SUPPLIED RECORDS —
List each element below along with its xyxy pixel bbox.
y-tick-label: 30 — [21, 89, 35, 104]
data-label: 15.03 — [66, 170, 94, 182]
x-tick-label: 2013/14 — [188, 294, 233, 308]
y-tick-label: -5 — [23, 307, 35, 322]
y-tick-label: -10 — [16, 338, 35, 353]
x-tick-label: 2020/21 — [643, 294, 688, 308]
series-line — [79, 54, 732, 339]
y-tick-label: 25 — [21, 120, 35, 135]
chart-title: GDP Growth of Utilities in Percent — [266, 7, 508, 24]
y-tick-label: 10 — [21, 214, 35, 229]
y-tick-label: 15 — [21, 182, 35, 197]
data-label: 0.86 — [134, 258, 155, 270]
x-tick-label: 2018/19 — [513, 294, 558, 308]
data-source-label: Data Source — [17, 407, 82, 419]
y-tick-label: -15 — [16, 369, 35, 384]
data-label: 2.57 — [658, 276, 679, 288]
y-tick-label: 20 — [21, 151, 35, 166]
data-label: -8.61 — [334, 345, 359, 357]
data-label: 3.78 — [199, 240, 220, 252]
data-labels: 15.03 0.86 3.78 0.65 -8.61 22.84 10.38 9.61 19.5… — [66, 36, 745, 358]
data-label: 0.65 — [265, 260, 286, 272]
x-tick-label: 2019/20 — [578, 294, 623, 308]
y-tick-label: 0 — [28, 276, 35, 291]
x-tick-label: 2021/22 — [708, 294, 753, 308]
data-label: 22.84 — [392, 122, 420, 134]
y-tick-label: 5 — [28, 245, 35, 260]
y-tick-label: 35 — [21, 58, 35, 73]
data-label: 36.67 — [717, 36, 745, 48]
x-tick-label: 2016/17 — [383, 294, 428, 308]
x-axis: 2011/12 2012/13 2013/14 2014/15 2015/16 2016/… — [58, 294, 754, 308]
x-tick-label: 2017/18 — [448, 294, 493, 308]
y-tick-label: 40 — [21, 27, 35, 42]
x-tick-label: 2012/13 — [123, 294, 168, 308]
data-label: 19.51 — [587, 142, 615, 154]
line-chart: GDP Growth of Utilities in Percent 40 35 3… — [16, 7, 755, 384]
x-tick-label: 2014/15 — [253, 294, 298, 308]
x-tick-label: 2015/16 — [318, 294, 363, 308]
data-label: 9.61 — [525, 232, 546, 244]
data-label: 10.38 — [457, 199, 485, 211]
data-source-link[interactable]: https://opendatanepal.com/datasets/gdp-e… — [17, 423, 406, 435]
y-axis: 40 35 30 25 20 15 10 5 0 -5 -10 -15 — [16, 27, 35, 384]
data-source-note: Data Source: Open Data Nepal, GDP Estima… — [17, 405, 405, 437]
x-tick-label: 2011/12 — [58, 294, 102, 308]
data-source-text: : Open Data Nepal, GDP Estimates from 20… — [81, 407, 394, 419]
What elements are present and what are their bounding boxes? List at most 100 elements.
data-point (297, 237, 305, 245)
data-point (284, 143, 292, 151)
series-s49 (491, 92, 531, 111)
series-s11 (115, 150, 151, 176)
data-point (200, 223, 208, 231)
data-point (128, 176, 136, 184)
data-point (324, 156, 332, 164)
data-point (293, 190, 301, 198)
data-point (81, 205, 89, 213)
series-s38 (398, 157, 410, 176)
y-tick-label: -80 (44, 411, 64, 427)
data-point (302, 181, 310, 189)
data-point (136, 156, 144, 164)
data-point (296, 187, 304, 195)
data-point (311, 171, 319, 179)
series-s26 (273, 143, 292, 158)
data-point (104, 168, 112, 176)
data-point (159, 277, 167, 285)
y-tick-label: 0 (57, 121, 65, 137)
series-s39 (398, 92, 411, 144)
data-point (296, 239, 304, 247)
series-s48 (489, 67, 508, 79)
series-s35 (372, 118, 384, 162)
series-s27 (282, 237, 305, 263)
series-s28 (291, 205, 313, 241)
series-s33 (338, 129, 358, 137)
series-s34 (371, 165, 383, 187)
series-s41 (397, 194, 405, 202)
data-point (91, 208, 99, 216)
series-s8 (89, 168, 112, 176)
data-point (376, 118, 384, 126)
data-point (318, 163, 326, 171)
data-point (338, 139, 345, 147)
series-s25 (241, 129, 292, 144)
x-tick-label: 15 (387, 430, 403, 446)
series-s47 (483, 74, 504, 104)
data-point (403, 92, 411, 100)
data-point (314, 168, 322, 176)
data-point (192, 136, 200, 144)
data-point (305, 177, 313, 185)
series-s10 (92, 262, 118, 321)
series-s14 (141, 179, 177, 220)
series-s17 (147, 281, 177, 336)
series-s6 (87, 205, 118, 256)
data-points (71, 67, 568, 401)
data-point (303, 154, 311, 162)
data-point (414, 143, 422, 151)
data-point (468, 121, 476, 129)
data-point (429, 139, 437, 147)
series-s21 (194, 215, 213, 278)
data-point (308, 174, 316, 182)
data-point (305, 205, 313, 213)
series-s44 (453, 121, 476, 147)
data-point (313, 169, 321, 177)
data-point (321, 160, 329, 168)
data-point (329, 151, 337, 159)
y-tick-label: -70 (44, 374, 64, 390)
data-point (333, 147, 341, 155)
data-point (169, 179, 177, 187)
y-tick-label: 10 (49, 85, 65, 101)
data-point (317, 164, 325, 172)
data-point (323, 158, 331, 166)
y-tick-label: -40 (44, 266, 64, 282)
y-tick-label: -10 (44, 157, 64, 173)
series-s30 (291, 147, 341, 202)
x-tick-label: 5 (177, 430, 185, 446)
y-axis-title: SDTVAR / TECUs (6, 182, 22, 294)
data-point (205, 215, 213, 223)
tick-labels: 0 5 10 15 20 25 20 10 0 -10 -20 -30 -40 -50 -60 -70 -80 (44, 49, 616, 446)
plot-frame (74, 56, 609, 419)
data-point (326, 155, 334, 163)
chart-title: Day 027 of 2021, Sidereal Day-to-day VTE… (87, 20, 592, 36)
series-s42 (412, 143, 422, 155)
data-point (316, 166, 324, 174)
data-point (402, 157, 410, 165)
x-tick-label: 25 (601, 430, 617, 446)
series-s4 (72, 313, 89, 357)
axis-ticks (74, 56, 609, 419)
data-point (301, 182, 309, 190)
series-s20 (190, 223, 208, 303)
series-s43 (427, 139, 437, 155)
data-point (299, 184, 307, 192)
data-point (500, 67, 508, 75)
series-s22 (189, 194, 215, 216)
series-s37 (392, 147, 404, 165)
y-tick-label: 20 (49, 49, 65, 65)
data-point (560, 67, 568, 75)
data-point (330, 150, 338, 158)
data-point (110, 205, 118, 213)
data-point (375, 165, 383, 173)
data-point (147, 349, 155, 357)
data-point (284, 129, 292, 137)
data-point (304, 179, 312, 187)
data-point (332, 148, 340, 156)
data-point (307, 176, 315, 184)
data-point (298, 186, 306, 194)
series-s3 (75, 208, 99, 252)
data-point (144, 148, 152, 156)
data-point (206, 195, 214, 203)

TASK — Reproduce all of the items above word for word, line by line, without changing anything.

OUTPUT —
List each element below along with its xyxy pixel bbox.
y-tick-label: 30 — [21, 89, 35, 104]
data-label: 15.03 — [66, 170, 94, 182]
x-tick-label: 2013/14 — [188, 294, 233, 308]
y-tick-label: -5 — [23, 307, 35, 322]
y-tick-label: -10 — [16, 338, 35, 353]
x-tick-label: 2020/21 — [643, 294, 688, 308]
series-line — [79, 54, 732, 339]
y-tick-label: 25 — [21, 120, 35, 135]
chart-title: GDP Growth of Utilities in Percent — [266, 7, 508, 24]
y-tick-label: 10 — [21, 214, 35, 229]
y-tick-label: 15 — [21, 182, 35, 197]
data-label: 0.86 — [134, 258, 155, 270]
x-tick-label: 2018/19 — [513, 294, 558, 308]
data-source-label: Data Source — [17, 407, 82, 419]
y-tick-label: -15 — [16, 369, 35, 384]
data-label: 2.57 — [658, 276, 679, 288]
y-tick-label: 20 — [21, 151, 35, 166]
data-label: -8.61 — [334, 345, 359, 357]
data-label: 3.78 — [199, 240, 220, 252]
data-labels: 15.03 0.86 3.78 0.65 -8.61 22.84 10.38 9.61 19.5… — [66, 36, 745, 358]
data-label: 0.65 — [265, 260, 286, 272]
x-tick-label: 2019/20 — [578, 294, 623, 308]
y-tick-label: 0 — [28, 276, 35, 291]
x-tick-label: 2021/22 — [708, 294, 753, 308]
data-label: 22.84 — [392, 122, 420, 134]
y-tick-label: 5 — [28, 245, 35, 260]
y-tick-label: 35 — [21, 58, 35, 73]
data-label: 36.67 — [717, 36, 745, 48]
x-tick-label: 2016/17 — [383, 294, 428, 308]
x-axis: 2011/12 2012/13 2013/14 2014/15 2015/16 2016/… — [58, 294, 754, 308]
x-tick-label: 2017/18 — [448, 294, 493, 308]
y-tick-label: 40 — [21, 27, 35, 42]
x-tick-label: 2012/13 — [123, 294, 168, 308]
data-label: 19.51 — [587, 142, 615, 154]
line-chart: GDP Growth of Utilities in Percent 40 35 3… — [16, 7, 755, 384]
x-tick-label: 2014/15 — [253, 294, 298, 308]
x-tick-label: 2015/16 — [318, 294, 363, 308]
data-label: 9.61 — [525, 232, 546, 244]
data-label: 10.38 — [457, 199, 485, 211]
data-source-link[interactable]: https://opendatanepal.com/datasets/gdp-e… — [17, 423, 406, 435]
y-axis: 40 35 30 25 20 15 10 5 0 -5 -10 -15 — [16, 27, 35, 384]
data-source-note: Data Source: Open Data Nepal, GDP Estima… — [17, 405, 405, 437]
x-tick-label: 2011/12 — [58, 294, 102, 308]
data-source-text: : Open Data Nepal, GDP Estimates from 20… — [81, 407, 394, 419]
What elements are present and what are their bounding boxes? List at most 100 elements.
data-point (297, 237, 305, 245)
data-point (284, 143, 292, 151)
series-s49 (491, 92, 531, 111)
series-s11 (115, 150, 151, 176)
data-point (200, 223, 208, 231)
data-point (128, 176, 136, 184)
data-point (324, 156, 332, 164)
data-point (293, 190, 301, 198)
data-point (81, 205, 89, 213)
series-s38 (398, 157, 410, 176)
y-tick-label: -80 (44, 411, 64, 427)
data-point (302, 181, 310, 189)
data-point (136, 156, 144, 164)
data-point (296, 187, 304, 195)
data-point (311, 171, 319, 179)
series-s26 (273, 143, 292, 158)
data-point (104, 168, 112, 176)
data-point (159, 277, 167, 285)
y-tick-label: 0 (57, 121, 65, 137)
series-s39 (398, 92, 411, 144)
data-point (296, 239, 304, 247)
series-s48 (489, 67, 508, 79)
series-s35 (372, 118, 384, 162)
series-s27 (282, 237, 305, 263)
series-s28 (291, 205, 313, 241)
series-s33 (338, 129, 358, 137)
series-s34 (371, 165, 383, 187)
series-s41 (397, 194, 405, 202)
data-point (91, 208, 99, 216)
series-s8 (89, 168, 112, 176)
data-point (376, 118, 384, 126)
data-point (318, 163, 326, 171)
data-point (338, 139, 345, 147)
series-s25 (241, 129, 292, 144)
x-tick-label: 15 (387, 430, 403, 446)
series-s47 (483, 74, 504, 104)
data-point (403, 92, 411, 100)
data-point (314, 168, 322, 176)
data-point (192, 136, 200, 144)
data-point (305, 177, 313, 185)
series-s10 (92, 262, 118, 321)
series-s14 (141, 179, 177, 220)
series-s17 (147, 281, 177, 336)
series-s6 (87, 205, 118, 256)
data-points (71, 67, 568, 401)
data-point (303, 154, 311, 162)
data-point (414, 143, 422, 151)
data-point (468, 121, 476, 129)
data-point (429, 139, 437, 147)
series-s21 (194, 215, 213, 278)
data-point (308, 174, 316, 182)
data-point (305, 205, 313, 213)
series-s44 (453, 121, 476, 147)
data-point (313, 169, 321, 177)
data-point (321, 160, 329, 168)
data-point (329, 151, 337, 159)
y-tick-label: -70 (44, 374, 64, 390)
data-point (333, 147, 341, 155)
data-point (169, 179, 177, 187)
y-tick-label: 10 (49, 85, 65, 101)
data-point (317, 164, 325, 172)
data-point (323, 158, 331, 166)
y-tick-label: -40 (44, 266, 64, 282)
y-tick-label: -10 (44, 157, 64, 173)
series-s30 (291, 147, 341, 202)
x-tick-label: 5 (177, 430, 185, 446)
y-axis-title: SDTVAR / TECUs (6, 182, 22, 294)
data-point (205, 215, 213, 223)
tick-labels: 0 5 10 15 20 25 20 10 0 -10 -20 -30 -40 -50 -60 -70 -80 (44, 49, 616, 446)
plot-frame (74, 56, 609, 419)
data-point (326, 155, 334, 163)
chart-title: Day 027 of 2021, Sidereal Day-to-day VTE… (87, 20, 592, 36)
series-s42 (412, 143, 422, 155)
data-point (316, 166, 324, 174)
data-point (402, 157, 410, 165)
x-tick-label: 25 (601, 430, 617, 446)
series-s4 (72, 313, 89, 357)
axis-ticks (74, 56, 609, 419)
data-point (301, 182, 309, 190)
series-s20 (190, 223, 208, 303)
series-s43 (427, 139, 437, 155)
data-point (299, 184, 307, 192)
data-point (500, 67, 508, 75)
series-s22 (189, 194, 215, 216)
series-s37 (392, 147, 404, 165)
y-tick-label: 20 (49, 49, 65, 65)
data-point (560, 67, 568, 75)
data-point (330, 150, 338, 158)
data-point (110, 205, 118, 213)
data-point (375, 165, 383, 173)
data-point (147, 349, 155, 357)
data-point (284, 129, 292, 137)
data-point (304, 179, 312, 187)
data-point (332, 148, 340, 156)
data-point (307, 176, 315, 184)
data-point (298, 186, 306, 194)
series-s3 (75, 208, 99, 252)
data-point (144, 148, 152, 156)
data-point (206, 195, 214, 203)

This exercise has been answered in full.